• _PROMPT_:
Copy the data that follows, character for character, minus the pictures.

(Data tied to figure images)
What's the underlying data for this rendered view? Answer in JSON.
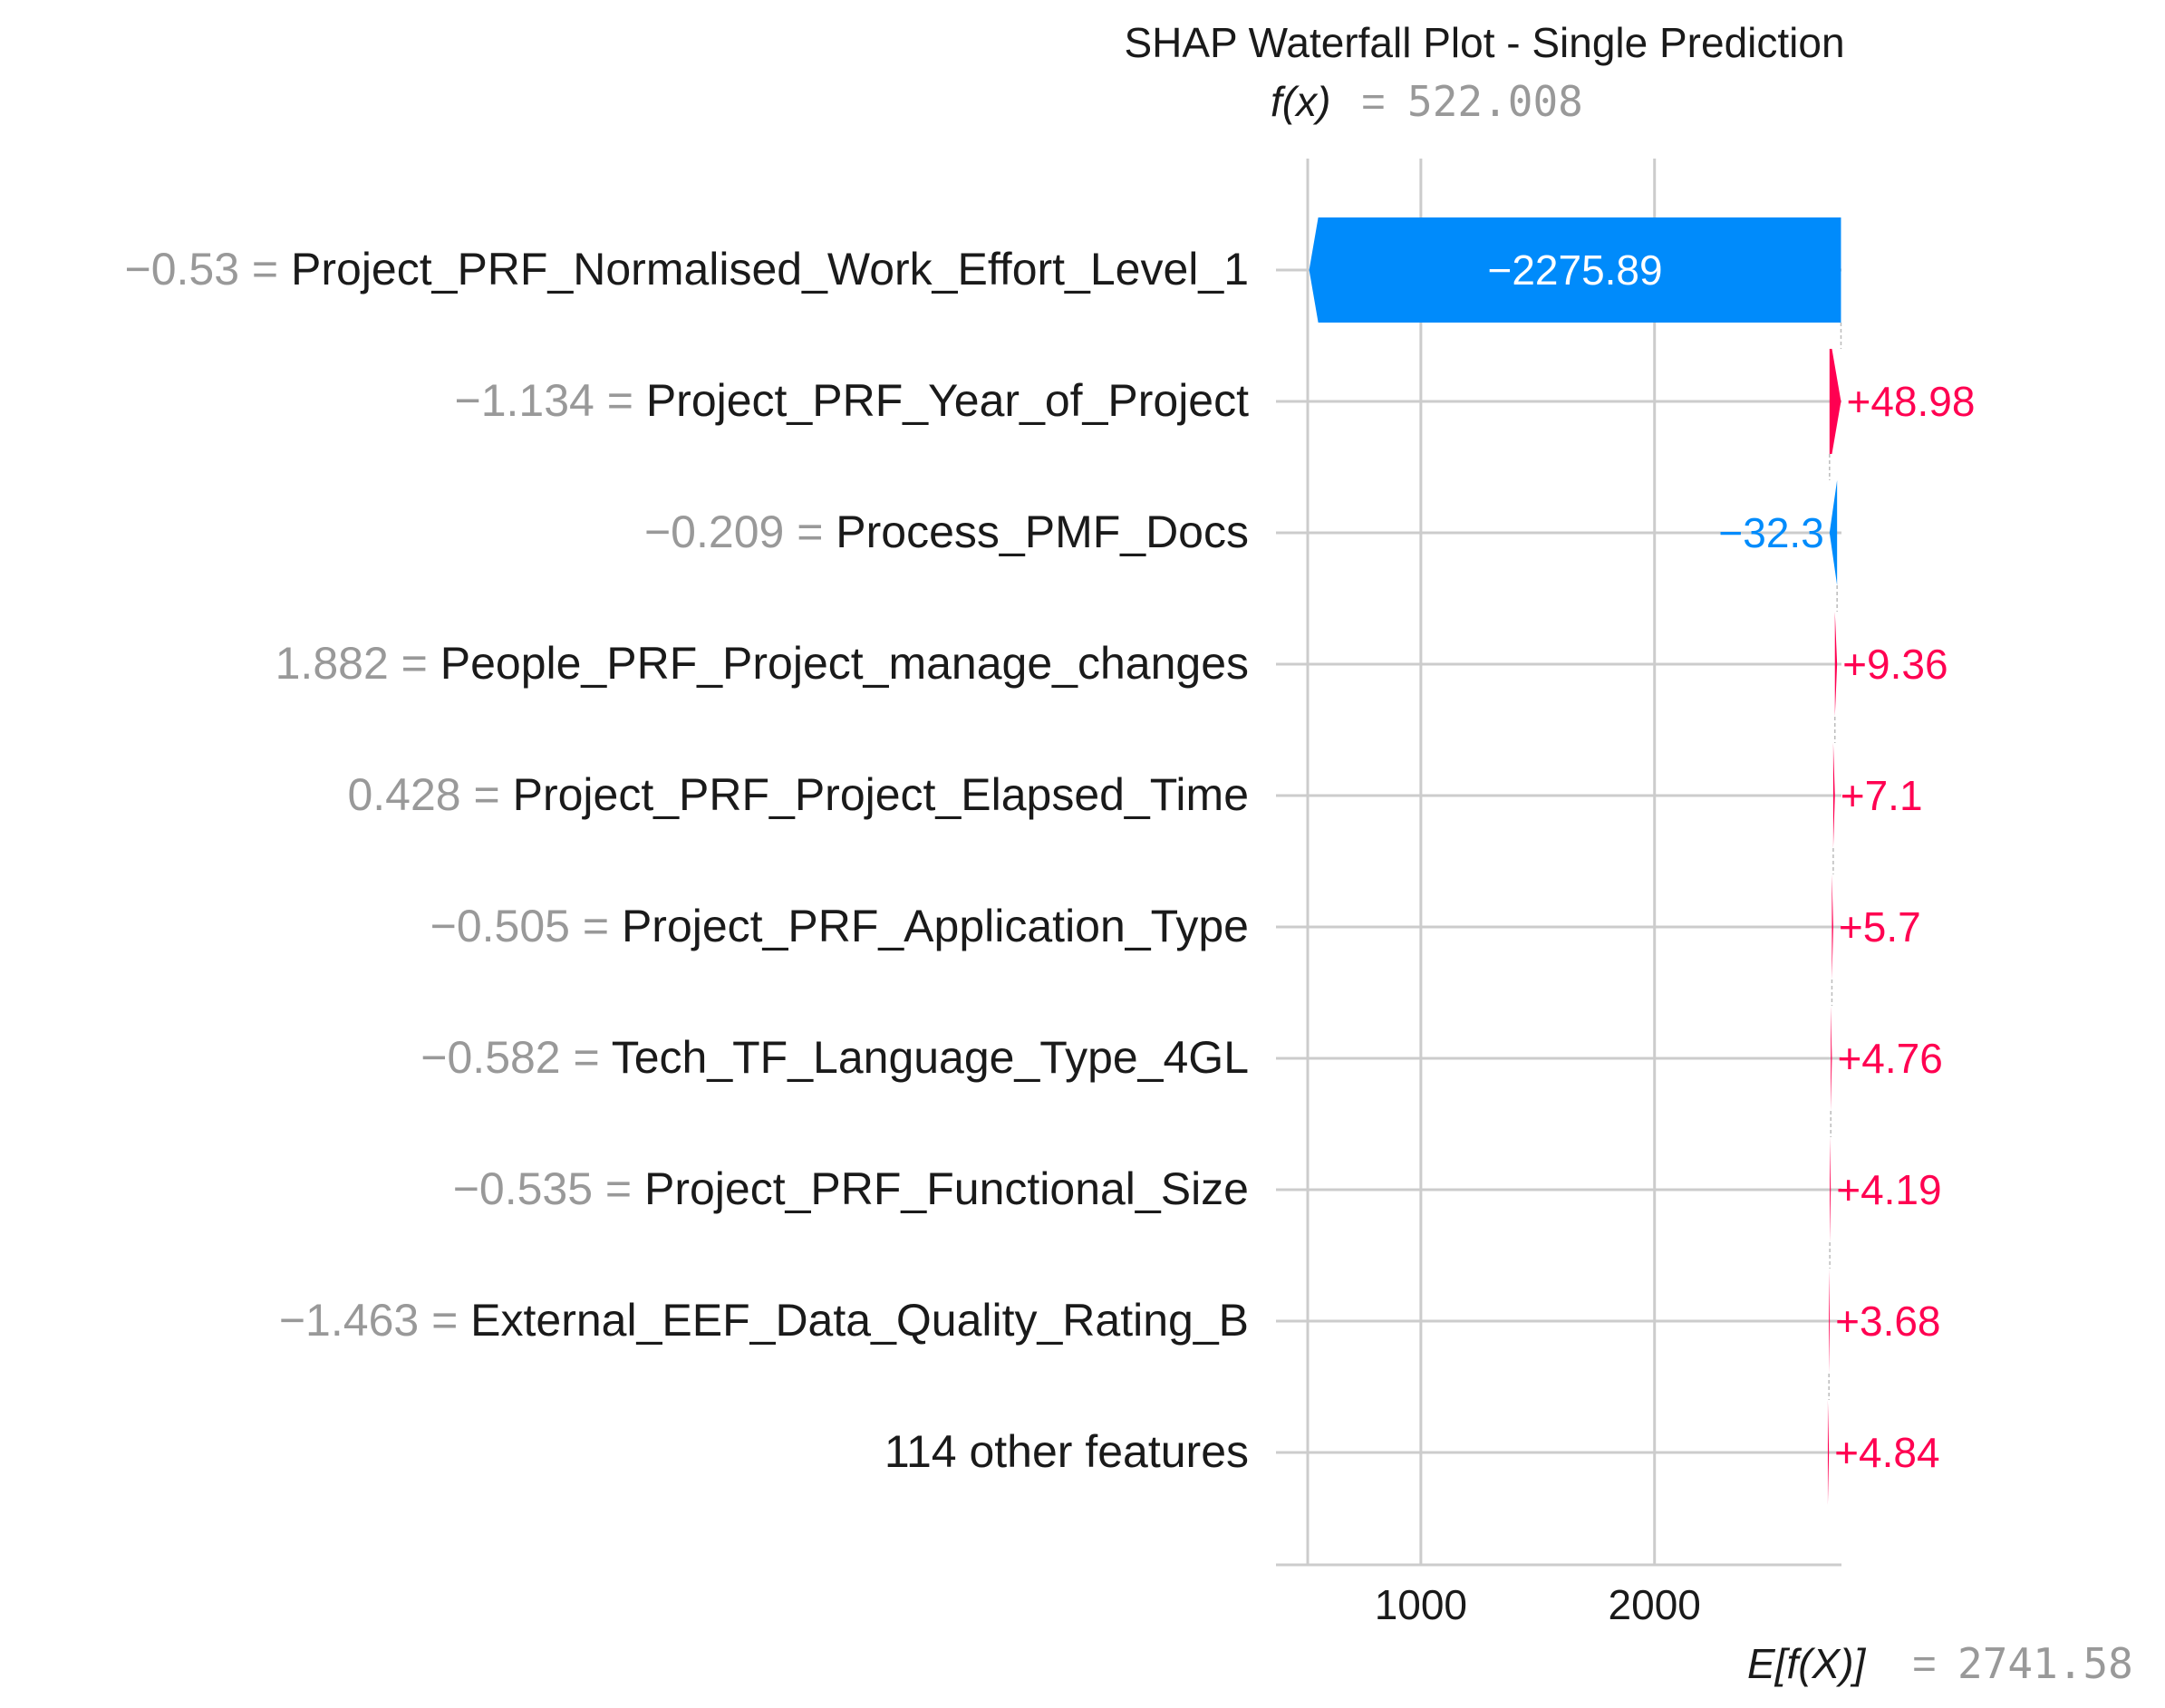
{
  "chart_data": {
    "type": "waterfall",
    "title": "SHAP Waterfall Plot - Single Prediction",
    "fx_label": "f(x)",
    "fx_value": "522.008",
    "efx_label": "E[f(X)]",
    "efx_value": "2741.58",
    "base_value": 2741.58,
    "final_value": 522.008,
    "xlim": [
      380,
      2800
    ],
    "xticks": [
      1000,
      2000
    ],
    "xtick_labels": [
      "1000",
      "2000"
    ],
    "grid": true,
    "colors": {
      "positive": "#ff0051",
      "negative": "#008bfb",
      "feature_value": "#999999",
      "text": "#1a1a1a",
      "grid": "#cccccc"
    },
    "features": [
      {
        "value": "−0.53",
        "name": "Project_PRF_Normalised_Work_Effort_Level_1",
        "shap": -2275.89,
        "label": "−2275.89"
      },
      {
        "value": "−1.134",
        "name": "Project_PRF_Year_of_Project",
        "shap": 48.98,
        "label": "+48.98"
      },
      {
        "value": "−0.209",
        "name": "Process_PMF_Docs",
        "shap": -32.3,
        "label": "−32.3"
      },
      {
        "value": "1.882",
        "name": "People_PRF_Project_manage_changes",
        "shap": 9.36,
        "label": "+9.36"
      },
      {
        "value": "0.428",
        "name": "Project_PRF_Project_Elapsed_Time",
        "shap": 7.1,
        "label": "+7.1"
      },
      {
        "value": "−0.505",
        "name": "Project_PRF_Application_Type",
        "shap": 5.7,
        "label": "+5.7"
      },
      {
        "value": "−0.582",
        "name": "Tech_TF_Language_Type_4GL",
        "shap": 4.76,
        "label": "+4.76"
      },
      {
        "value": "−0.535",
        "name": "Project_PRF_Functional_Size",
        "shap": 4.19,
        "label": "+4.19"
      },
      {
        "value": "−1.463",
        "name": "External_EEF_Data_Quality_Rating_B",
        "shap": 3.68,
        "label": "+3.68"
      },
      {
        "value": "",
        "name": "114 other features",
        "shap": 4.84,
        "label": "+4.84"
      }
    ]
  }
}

• _EXERCISE RESPONSE_:
What's the underlying data for this rendered view? Answer in JSON.
{
  "chart_data": {
    "type": "waterfall",
    "title": "SHAP Waterfall Plot - Single Prediction",
    "fx_label": "f(x)",
    "fx_value": "522.008",
    "efx_label": "E[f(X)]",
    "efx_value": "2741.58",
    "base_value": 2741.58,
    "final_value": 522.008,
    "xlim": [
      380,
      2800
    ],
    "xticks": [
      1000,
      2000
    ],
    "xtick_labels": [
      "1000",
      "2000"
    ],
    "grid": true,
    "colors": {
      "positive": "#ff0051",
      "negative": "#008bfb",
      "feature_value": "#999999",
      "text": "#1a1a1a",
      "grid": "#cccccc"
    },
    "features": [
      {
        "value": "−0.53",
        "name": "Project_PRF_Normalised_Work_Effort_Level_1",
        "shap": -2275.89,
        "label": "−2275.89"
      },
      {
        "value": "−1.134",
        "name": "Project_PRF_Year_of_Project",
        "shap": 48.98,
        "label": "+48.98"
      },
      {
        "value": "−0.209",
        "name": "Process_PMF_Docs",
        "shap": -32.3,
        "label": "−32.3"
      },
      {
        "value": "1.882",
        "name": "People_PRF_Project_manage_changes",
        "shap": 9.36,
        "label": "+9.36"
      },
      {
        "value": "0.428",
        "name": "Project_PRF_Project_Elapsed_Time",
        "shap": 7.1,
        "label": "+7.1"
      },
      {
        "value": "−0.505",
        "name": "Project_PRF_Application_Type",
        "shap": 5.7,
        "label": "+5.7"
      },
      {
        "value": "−0.582",
        "name": "Tech_TF_Language_Type_4GL",
        "shap": 4.76,
        "label": "+4.76"
      },
      {
        "value": "−0.535",
        "name": "Project_PRF_Functional_Size",
        "shap": 4.19,
        "label": "+4.19"
      },
      {
        "value": "−1.463",
        "name": "External_EEF_Data_Quality_Rating_B",
        "shap": 3.68,
        "label": "+3.68"
      },
      {
        "value": "",
        "name": "114 other features",
        "shap": 4.84,
        "label": "+4.84"
      }
    ]
  }
}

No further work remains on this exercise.